- _TASK REQUIREMENTS_
Retype each entry below, keeping every character the same.

- _DATASET CONTENT_

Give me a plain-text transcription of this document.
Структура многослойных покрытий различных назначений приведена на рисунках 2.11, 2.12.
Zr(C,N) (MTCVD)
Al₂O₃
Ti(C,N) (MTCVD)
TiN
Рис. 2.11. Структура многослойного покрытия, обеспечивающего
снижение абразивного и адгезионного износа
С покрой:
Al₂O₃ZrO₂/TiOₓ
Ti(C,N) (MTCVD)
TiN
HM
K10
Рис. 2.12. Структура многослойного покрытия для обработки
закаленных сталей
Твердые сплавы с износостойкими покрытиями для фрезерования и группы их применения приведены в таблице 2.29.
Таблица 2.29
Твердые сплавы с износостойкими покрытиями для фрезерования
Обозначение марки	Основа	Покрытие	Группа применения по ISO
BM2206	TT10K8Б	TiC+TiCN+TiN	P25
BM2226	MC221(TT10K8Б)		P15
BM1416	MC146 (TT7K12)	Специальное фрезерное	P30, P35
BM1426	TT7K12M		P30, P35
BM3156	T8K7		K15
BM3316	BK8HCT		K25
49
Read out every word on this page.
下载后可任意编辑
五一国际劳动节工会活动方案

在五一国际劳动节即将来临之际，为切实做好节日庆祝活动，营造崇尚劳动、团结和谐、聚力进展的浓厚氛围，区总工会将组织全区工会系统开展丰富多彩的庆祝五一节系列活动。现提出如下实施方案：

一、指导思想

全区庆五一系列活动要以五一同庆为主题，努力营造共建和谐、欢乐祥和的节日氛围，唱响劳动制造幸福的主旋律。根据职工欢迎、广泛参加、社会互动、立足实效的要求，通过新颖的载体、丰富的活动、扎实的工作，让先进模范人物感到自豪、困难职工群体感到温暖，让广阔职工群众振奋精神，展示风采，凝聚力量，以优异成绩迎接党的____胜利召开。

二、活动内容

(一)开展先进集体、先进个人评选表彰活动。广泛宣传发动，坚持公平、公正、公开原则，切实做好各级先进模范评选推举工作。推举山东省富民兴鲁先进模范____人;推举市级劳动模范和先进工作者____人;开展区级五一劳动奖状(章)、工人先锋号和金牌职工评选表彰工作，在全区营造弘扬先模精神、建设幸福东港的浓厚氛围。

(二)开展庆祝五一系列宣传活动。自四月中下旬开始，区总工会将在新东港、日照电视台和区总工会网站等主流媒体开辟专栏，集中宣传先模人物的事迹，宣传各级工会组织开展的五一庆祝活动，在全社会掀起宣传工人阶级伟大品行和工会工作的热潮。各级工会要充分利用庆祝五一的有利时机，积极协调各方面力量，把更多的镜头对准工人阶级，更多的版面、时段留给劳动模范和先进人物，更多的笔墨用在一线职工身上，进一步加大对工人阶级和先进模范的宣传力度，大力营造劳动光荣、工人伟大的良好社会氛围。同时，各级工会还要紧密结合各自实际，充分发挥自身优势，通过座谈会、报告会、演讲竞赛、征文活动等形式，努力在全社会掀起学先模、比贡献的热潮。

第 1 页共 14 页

- _EXERCISE RESPONSE_
Give me a plain-text transcription of this document.
Структура многослойных покрытий различных назначений приведена на рисунках 2.11, 2.12.
Zr(C,N) (MTCVD)
Al₂O₃
Ti(C,N) (MTCVD)
TiN
Рис. 2.11. Структура многослойного покрытия, обеспечивающего
снижение абразивного и адгезионного износа
С покрой:
Al₂O₃ZrO₂/TiOₓ
Ti(C,N) (MTCVD)
TiN
HM
K10
Рис. 2.12. Структура многослойного покрытия для обработки
закаленных сталей
Твердые сплавы с износостойкими покрытиями для фрезерования и группы их применения приведены в таблице 2.29.
Таблица 2.29
Твердые сплавы с износостойкими покрытиями для фрезерования
Обозначение марки	Основа	Покрытие	Группа применения по ISO
BM2206	TT10K8Б	TiC+TiCN+TiN	P25
BM2226	MC221(TT10K8Б)		P15
BM1416	MC146 (TT7K12)	Специальное фрезерное	P30, P35
BM1426	TT7K12M		P30, P35
BM3156	T8K7		K15
BM3316	BK8HCT		K25
49
Read out every word on this page.
下载后可任意编辑
五一国际劳动节工会活动方案

在五一国际劳动节即将来临之际，为切实做好节日庆祝活动，营造崇尚劳动、团结和谐、聚力进展的浓厚氛围，区总工会将组织全区工会系统开展丰富多彩的庆祝五一节系列活动。现提出如下实施方案：

一、指导思想

全区庆五一系列活动要以五一同庆为主题，努力营造共建和谐、欢乐祥和的节日氛围，唱响劳动制造幸福的主旋律。根据职工欢迎、广泛参加、社会互动、立足实效的要求，通过新颖的载体、丰富的活动、扎实的工作，让先进模范人物感到自豪、困难职工群体感到温暖，让广阔职工群众振奋精神，展示风采，凝聚力量，以优异成绩迎接党的____胜利召开。

二、活动内容

(一)开展先进集体、先进个人评选表彰活动。广泛宣传发动，坚持公平、公正、公开原则，切实做好各级先进模范评选推举工作。推举山东省富民兴鲁先进模范____人;推举市级劳动模范和先进工作者____人;开展区级五一劳动奖状(章)、工人先锋号和金牌职工评选表彰工作，在全区营造弘扬先模精神、建设幸福东港的浓厚氛围。

(二)开展庆祝五一系列宣传活动。自四月中下旬开始，区总工会将在新东港、日照电视台和区总工会网站等主流媒体开辟专栏，集中宣传先模人物的事迹，宣传各级工会组织开展的五一庆祝活动，在全社会掀起宣传工人阶级伟大品行和工会工作的热潮。各级工会要充分利用庆祝五一的有利时机，积极协调各方面力量，把更多的镜头对准工人阶级，更多的版面、时段留给劳动模范和先进人物，更多的笔墨用在一线职工身上，进一步加大对工人阶级和先进模范的宣传力度，大力营造劳动光荣、工人伟大的良好社会氛围。同时，各级工会还要紧密结合各自实际，充分发挥自身优势，通过座谈会、报告会、演讲竞赛、征文活动等形式，努力在全社会掀起学先模、比贡献的热潮。

第 1 页共 14 页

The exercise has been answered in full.